Written problem –
Looking at the listing beneath, work out how many lines hold "劳力资源等" and report only that figure.

▬▬▬

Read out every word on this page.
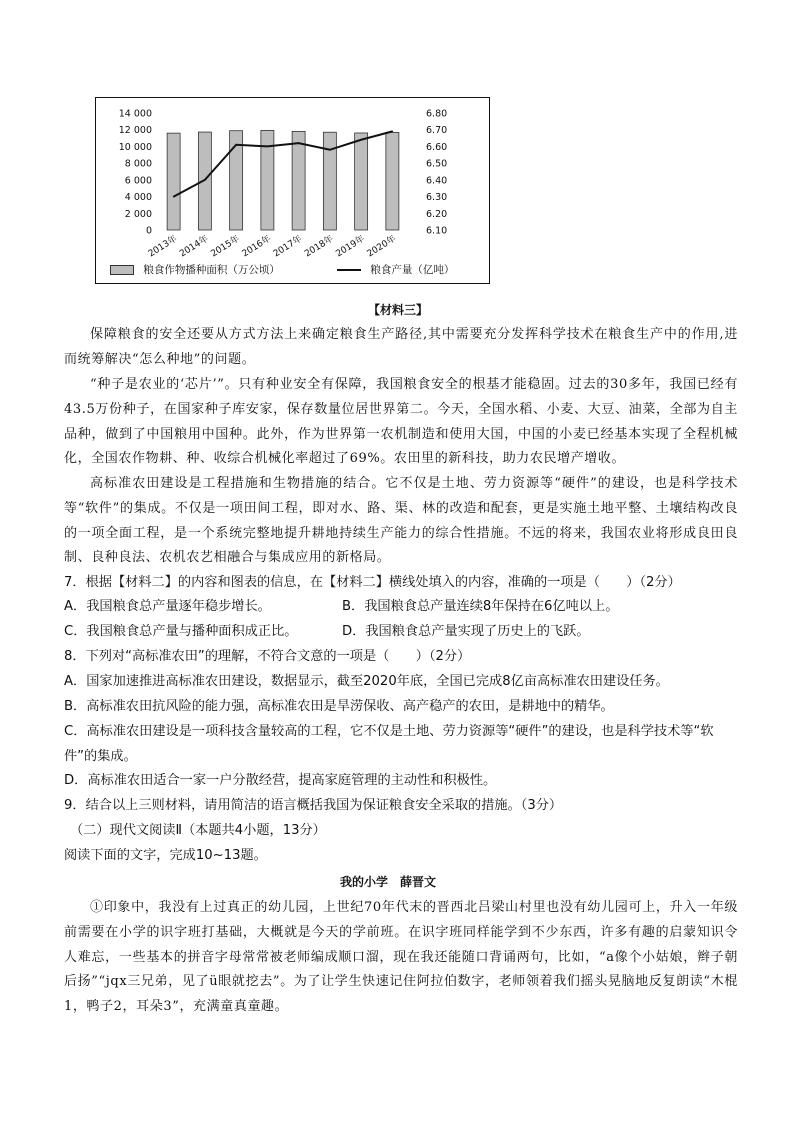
14 000
12 000
10 000
8 000
6 000
4 000
2 000
0
6.80
6.70
6.60
6.50
6.40
6.30
6.20
6.10
2013年
2014年
2015年
2016年
2017年
2018年
2019年
2020年
粮食作物播种面积（万公顷）	粮食产量（亿吨）
【材料三】
保障粮食的安全还要从方式方法上来确定粮食生产路径,其中需要充分发挥科学技术在粮食生产中的作用,进而统筹解决“怎么种地”的问题。
“种子是农业的‘芯片’”。只有种业安全有保障，我国粮食安全的根基才能稳固。过去的30多年，我国已经有43.5万份种子，在国家种子库安家，保存数量位居世界第二。今天，全国水稻、小麦、大豆、油菜，全部为自主品种，做到了中国粮用中国种。此外，作为世界第一农机制造和使用大国，中国的小麦已经基本实现了全程机械化，全国农作物耕、种、收综合机械化率超过了69%。农田里的新科技，助力农民增产增收。
高标准农田建设是工程措施和生物措施的结合。它不仅是土地、劳力资源等“硬件”的建设，也是科学技术等“软件”的集成。不仅是一项田间工程，即对水、路、渠、林的改造和配套，更是实施土地平整、土壤结构改良的一项全面工程，是一个系统完整地提升耕地持续生产能力的综合性措施。不远的将来，我国农业将形成良田良制、良种良法、农机农艺相融合与集成应用的新格局。
7．根据【材料二】的内容和图表的信息，在【材料二】横线处填入的内容，准确的一项是（　　）（2分）
A．我国粮食总产量逐年稳步增长。	B．我国粮食总产量连续8年保持在6亿吨以上。
C．我国粮食总产量与播种面积成正比。	D．我国粮食总产量实现了历史上的飞跃。
8．下列对“高标准农田”的理解，不符合文意的一项是（　　）（2分）
A．国家加速推进高标准农田建设，数据显示，截至2020年底，全国已完成8亿亩高标准农田建设任务。
B．高标准农田抗风险的能力强，高标准农田是旱涝保收、高产稳产的农田，是耕地中的精华。
C．高标准农田建设是一项科技含量较高的工程，它不仅是土地、劳力资源等“硬件”的建设，也是科学技术等“软件”的集成。
D．高标准农田适合一家一户分散经营，提高家庭管理的主动性和积极性。
9．结合以上三则材料，请用简洁的语言概括我国为保证粮食安全采取的措施。（3分）
（二）现代文阅读Ⅱ（本题共4小题，13分）
阅读下面的文字，完成10~13题。
我的小学　薛晋文
①印象中，我没有上过真正的幼儿园，上世纪70年代末的晋西北吕梁山村里也没有幼儿园可上，升入一年级前需要在小学的识字班打基础，大概就是今天的学前班。在识字班同样能学到不少东西，许多有趣的启蒙知识令人难忘，一些基本的拼音字母常常被老师编成顺口溜，现在我还能随口背诵两句，比如，“a像个小姑娘，辫子朝后扬”“jqx三兄弟，见了ü眼就挖去”。为了让学生快速记住阿拉伯数字，老师领着我们摇头晃脑地反复朗读“木棍1，鸭子2，耳朵3”，充满童真童趣。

▬▬▬

Full output –
2